§ **Data to process**:
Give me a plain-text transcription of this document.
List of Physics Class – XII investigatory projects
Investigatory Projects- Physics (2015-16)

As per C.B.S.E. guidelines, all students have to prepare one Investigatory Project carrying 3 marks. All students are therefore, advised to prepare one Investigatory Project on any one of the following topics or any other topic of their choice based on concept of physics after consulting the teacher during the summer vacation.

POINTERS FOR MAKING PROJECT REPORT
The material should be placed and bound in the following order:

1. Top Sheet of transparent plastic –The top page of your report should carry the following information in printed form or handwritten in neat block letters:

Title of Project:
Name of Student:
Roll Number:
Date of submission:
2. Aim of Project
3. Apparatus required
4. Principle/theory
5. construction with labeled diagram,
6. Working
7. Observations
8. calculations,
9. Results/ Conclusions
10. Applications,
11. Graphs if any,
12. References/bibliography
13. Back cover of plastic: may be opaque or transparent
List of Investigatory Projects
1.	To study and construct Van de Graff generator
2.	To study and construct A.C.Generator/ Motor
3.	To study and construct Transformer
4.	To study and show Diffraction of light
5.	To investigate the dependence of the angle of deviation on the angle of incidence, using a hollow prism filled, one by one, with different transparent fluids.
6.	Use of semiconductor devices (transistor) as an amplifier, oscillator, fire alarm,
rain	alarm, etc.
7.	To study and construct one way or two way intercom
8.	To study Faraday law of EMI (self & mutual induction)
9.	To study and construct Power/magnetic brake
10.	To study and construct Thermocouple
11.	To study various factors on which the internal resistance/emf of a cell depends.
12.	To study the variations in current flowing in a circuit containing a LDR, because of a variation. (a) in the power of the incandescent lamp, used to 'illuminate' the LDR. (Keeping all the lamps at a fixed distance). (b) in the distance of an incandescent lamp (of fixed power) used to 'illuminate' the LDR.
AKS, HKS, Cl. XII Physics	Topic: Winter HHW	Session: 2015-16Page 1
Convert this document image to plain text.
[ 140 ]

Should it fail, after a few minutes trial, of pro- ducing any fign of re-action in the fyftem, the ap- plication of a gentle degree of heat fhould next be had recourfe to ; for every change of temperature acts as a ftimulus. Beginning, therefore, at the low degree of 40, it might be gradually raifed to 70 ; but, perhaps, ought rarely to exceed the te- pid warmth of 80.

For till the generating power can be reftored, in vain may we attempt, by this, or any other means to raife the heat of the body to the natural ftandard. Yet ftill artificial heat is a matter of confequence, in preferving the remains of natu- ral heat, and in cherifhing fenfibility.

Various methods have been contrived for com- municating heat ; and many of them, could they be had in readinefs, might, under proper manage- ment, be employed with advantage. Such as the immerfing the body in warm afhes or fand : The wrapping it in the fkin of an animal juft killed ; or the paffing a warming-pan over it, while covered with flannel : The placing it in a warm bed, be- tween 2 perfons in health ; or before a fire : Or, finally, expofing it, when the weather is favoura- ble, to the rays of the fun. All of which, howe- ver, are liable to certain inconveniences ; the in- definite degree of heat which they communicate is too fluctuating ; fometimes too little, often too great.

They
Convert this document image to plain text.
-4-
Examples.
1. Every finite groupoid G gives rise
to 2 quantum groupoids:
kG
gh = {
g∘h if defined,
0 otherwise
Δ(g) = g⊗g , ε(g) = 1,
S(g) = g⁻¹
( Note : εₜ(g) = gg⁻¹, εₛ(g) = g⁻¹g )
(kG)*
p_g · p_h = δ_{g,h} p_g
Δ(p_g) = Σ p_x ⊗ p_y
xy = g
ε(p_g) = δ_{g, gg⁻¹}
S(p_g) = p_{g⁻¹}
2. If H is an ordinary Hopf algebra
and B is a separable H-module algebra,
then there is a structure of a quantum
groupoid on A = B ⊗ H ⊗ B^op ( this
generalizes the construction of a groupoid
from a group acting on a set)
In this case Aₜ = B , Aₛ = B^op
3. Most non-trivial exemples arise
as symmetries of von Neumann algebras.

§ **The task**:
Reproduce every line of the data verbatim.

§ **Response to this task**:
Give me a plain-text transcription of this document.
List of Physics Class – XII investigatory projects
Investigatory Projects- Physics (2015-16)

As per C.B.S.E. guidelines, all students have to prepare one Investigatory Project carrying 3 marks. All students are therefore, advised to prepare one Investigatory Project on any one of the following topics or any other topic of their choice based on concept of physics after consulting the teacher during the summer vacation.

POINTERS FOR MAKING PROJECT REPORT
The material should be placed and bound in the following order:

1. Top Sheet of transparent plastic –The top page of your report should carry the following information in printed form or handwritten in neat block letters:

Title of Project:
Name of Student:
Roll Number:
Date of submission:
2. Aim of Project
3. Apparatus required
4. Principle/theory
5. construction with labeled diagram,
6. Working
7. Observations
8. calculations,
9. Results/ Conclusions
10. Applications,
11. Graphs if any,
12. References/bibliography
13. Back cover of plastic: may be opaque or transparent
List of Investigatory Projects
1.	To study and construct Van de Graff generator
2.	To study and construct A.C.Generator/ Motor
3.	To study and construct Transformer
4.	To study and show Diffraction of light
5.	To investigate the dependence of the angle of deviation on the angle of incidence, using a hollow prism filled, one by one, with different transparent fluids.
6.	Use of semiconductor devices (transistor) as an amplifier, oscillator, fire alarm,
rain	alarm, etc.
7.	To study and construct one way or two way intercom
8.	To study Faraday law of EMI (self & mutual induction)
9.	To study and construct Power/magnetic brake
10.	To study and construct Thermocouple
11.	To study various factors on which the internal resistance/emf of a cell depends.
12.	To study the variations in current flowing in a circuit containing a LDR, because of a variation. (a) in the power of the incandescent lamp, used to 'illuminate' the LDR. (Keeping all the lamps at a fixed distance). (b) in the distance of an incandescent lamp (of fixed power) used to 'illuminate' the LDR.
AKS, HKS, Cl. XII Physics	Topic: Winter HHW	Session: 2015-16Page 1
Convert this document image to plain text.
[ 140 ]

Should it fail, after a few minutes trial, of pro- ducing any fign of re-action in the fyftem, the ap- plication of a gentle degree of heat fhould next be had recourfe to ; for every change of temperature acts as a ftimulus. Beginning, therefore, at the low degree of 40, it might be gradually raifed to 70 ; but, perhaps, ought rarely to exceed the te- pid warmth of 80.

For till the generating power can be reftored, in vain may we attempt, by this, or any other means to raife the heat of the body to the natural ftandard. Yet ftill artificial heat is a matter of confequence, in preferving the remains of natu- ral heat, and in cherifhing fenfibility.

Various methods have been contrived for com- municating heat ; and many of them, could they be had in readinefs, might, under proper manage- ment, be employed with advantage. Such as the immerfing the body in warm afhes or fand : The wrapping it in the fkin of an animal juft killed ; or the paffing a warming-pan over it, while covered with flannel : The placing it in a warm bed, be- tween 2 perfons in health ; or before a fire : Or, finally, expofing it, when the weather is favoura- ble, to the rays of the fun. All of which, howe- ver, are liable to certain inconveniences ; the in- definite degree of heat which they communicate is too fluctuating ; fometimes too little, often too great.

They
Convert this document image to plain text.
-4-
Examples.
1. Every finite groupoid G gives rise
to 2 quantum groupoids:
kG
gh = {
g∘h if defined,
0 otherwise
Δ(g) = g⊗g , ε(g) = 1,
S(g) = g⁻¹
( Note : εₜ(g) = gg⁻¹, εₛ(g) = g⁻¹g )
(kG)*
p_g · p_h = δ_{g,h} p_g
Δ(p_g) = Σ p_x ⊗ p_y
xy = g
ε(p_g) = δ_{g, gg⁻¹}
S(p_g) = p_{g⁻¹}
2. If H is an ordinary Hopf algebra
and B is a separable H-module algebra,
then there is a structure of a quantum
groupoid on A = B ⊗ H ⊗ B^op ( this
generalizes the construction of a groupoid
from a group acting on a set)
In this case Aₜ = B , Aₛ = B^op
3. Most non-trivial exemples arise
as symmetries of von Neumann algebras.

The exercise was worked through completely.